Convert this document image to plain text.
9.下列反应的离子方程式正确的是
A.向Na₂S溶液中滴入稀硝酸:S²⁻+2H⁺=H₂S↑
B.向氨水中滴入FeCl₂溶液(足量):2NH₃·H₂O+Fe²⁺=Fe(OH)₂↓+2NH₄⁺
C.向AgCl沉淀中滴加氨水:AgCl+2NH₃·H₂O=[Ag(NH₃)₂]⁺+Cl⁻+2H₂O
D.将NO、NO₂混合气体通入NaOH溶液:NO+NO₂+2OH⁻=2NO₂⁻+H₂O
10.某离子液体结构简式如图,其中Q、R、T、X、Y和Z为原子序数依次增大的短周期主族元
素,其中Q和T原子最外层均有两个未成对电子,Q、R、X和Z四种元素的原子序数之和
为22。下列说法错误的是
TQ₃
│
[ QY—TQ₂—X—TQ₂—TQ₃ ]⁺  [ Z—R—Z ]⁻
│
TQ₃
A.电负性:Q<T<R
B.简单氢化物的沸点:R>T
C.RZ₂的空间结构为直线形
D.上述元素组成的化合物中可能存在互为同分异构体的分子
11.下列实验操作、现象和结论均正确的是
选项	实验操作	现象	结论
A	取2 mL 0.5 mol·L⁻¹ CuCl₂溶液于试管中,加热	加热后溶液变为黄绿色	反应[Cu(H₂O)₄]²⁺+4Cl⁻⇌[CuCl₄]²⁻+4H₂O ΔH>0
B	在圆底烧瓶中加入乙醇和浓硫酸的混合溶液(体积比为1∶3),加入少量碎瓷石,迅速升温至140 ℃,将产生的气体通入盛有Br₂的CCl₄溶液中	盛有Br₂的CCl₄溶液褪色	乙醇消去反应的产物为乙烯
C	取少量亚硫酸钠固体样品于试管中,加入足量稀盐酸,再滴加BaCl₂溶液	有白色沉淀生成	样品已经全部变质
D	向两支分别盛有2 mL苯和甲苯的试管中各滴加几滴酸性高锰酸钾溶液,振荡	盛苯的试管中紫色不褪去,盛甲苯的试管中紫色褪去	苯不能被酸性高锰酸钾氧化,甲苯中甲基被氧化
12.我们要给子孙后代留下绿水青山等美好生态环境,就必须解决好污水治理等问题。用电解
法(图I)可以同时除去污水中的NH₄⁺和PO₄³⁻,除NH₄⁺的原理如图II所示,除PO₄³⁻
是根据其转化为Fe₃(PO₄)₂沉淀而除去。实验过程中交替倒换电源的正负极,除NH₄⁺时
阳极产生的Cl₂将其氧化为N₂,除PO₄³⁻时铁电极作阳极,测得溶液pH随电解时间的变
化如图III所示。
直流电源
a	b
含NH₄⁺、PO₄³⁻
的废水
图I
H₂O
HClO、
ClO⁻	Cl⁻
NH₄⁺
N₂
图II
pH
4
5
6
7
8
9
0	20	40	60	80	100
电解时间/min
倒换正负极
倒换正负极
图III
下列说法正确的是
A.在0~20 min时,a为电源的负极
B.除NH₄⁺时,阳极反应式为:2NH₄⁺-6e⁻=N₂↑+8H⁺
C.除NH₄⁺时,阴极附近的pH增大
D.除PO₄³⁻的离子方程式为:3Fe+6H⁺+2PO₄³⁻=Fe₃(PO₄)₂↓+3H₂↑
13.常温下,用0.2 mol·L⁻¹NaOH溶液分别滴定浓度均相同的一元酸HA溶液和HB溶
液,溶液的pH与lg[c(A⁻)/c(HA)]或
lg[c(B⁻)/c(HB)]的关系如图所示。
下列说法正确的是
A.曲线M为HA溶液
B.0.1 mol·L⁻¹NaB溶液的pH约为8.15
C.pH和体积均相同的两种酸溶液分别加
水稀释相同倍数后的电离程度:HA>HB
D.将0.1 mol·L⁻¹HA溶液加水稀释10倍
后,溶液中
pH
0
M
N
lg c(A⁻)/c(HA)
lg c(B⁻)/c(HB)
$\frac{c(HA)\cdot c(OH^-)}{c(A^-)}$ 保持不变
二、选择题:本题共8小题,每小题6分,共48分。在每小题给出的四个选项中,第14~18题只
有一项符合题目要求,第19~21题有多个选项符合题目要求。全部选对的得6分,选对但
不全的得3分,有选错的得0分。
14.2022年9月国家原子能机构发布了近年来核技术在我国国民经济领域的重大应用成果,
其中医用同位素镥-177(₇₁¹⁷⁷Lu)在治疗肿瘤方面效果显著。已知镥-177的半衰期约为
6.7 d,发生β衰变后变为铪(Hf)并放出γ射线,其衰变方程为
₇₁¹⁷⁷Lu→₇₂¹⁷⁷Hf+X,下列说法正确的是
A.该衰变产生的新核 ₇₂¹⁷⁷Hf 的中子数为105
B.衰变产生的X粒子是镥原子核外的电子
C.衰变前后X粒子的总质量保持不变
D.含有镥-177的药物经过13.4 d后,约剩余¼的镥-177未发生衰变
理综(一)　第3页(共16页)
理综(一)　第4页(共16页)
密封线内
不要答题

=-=-=

▶ _Aim of the exercise_: Copy out each line of the records that holds the string "₇₂¹⁷⁷Hf".

▶ _Answer for this exercise_:
₇₁¹⁷⁷Lu→₇₂¹⁷⁷Hf+X,下列说法正确的是
A.该衰变产生的新核 ₇₂¹⁷⁷Hf 的中子数为105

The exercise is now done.